Your goal: Return each line of the records holding the string "coordinate".

Records shown:
==*==

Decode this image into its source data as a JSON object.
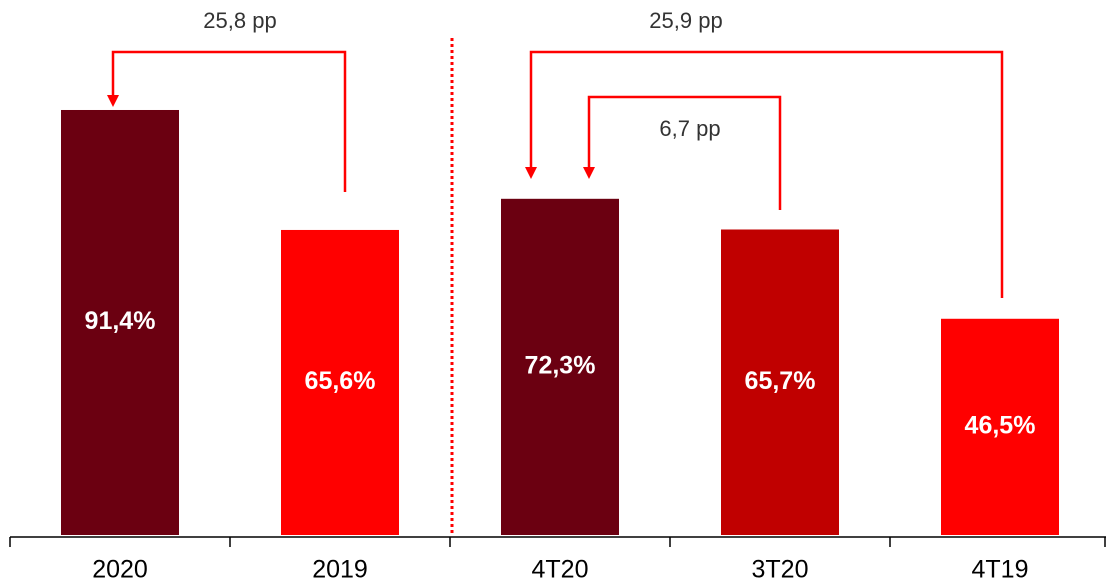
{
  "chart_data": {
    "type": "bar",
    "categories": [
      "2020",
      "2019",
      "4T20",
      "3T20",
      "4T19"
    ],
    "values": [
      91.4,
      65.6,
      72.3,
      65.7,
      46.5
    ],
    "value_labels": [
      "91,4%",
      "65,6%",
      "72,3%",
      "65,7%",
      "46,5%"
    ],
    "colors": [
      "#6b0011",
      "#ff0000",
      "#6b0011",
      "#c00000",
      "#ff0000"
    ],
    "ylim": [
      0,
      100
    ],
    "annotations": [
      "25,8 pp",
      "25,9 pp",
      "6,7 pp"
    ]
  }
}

==*==

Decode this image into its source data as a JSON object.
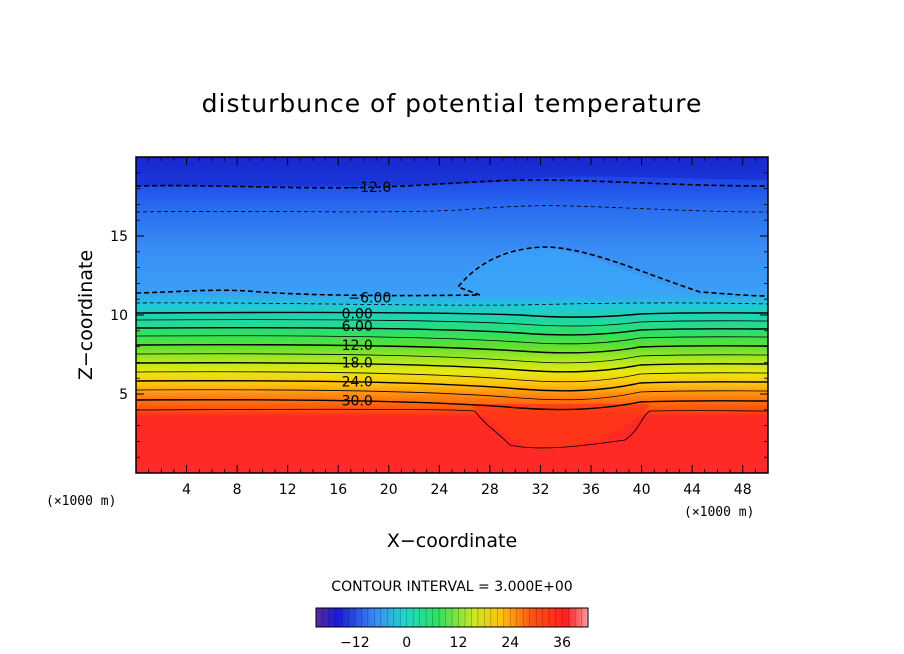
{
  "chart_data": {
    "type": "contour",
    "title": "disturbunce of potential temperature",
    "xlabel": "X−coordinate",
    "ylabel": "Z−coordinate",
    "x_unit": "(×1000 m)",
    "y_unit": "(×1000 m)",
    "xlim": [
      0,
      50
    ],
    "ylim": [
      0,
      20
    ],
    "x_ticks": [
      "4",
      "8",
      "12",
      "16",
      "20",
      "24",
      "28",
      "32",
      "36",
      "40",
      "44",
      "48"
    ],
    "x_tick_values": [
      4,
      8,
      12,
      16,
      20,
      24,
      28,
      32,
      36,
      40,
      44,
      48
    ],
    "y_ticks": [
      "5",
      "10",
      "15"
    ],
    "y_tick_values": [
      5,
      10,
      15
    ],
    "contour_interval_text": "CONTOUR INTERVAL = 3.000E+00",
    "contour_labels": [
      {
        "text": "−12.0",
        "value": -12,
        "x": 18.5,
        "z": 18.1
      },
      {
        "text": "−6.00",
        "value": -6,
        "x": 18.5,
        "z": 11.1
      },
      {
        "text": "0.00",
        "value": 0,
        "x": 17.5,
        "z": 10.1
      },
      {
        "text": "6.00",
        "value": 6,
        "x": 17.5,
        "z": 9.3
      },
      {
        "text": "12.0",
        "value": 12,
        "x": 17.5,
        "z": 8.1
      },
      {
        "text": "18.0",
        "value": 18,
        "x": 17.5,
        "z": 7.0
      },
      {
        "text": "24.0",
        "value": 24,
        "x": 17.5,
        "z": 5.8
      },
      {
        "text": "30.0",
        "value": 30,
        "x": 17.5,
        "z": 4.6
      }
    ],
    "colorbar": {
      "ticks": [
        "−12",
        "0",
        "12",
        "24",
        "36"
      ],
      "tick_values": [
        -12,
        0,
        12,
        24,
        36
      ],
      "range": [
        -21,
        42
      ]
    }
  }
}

==*==

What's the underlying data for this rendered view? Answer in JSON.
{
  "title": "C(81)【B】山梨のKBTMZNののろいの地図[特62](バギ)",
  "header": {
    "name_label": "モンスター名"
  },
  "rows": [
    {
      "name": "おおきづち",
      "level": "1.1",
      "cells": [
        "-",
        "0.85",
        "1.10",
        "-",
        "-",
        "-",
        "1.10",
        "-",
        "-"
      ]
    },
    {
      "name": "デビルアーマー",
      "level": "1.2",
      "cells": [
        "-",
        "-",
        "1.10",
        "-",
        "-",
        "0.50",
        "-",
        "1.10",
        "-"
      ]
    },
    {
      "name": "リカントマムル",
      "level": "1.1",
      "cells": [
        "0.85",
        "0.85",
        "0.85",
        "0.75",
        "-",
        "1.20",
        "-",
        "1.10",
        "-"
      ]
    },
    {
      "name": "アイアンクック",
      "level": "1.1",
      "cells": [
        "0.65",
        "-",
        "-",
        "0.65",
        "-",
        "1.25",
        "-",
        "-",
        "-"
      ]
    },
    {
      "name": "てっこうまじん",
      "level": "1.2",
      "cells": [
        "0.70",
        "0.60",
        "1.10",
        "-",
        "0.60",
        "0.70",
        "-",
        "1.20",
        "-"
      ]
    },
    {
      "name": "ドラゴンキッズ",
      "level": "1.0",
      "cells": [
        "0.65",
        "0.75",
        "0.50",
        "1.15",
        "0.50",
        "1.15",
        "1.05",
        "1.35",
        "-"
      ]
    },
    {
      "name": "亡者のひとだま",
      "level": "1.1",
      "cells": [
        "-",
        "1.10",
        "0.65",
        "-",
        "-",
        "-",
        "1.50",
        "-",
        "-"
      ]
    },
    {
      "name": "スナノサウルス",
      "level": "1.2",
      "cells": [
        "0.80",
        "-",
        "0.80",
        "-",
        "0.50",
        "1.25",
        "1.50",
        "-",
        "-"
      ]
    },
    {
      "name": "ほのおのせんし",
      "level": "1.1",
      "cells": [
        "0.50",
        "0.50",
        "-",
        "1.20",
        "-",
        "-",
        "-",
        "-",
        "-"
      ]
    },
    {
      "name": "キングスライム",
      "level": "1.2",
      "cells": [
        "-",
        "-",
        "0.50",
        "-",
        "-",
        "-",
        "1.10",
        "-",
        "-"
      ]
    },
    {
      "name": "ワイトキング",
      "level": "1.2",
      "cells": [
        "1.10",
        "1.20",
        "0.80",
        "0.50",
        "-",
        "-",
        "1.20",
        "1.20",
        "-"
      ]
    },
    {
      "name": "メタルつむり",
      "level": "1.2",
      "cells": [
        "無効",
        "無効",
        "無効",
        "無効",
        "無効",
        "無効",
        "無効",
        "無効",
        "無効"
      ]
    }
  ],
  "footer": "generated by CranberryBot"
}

==*==

Result below:
    "xlabel": "X−coordinate",
    "ylabel": "Z−coordinate",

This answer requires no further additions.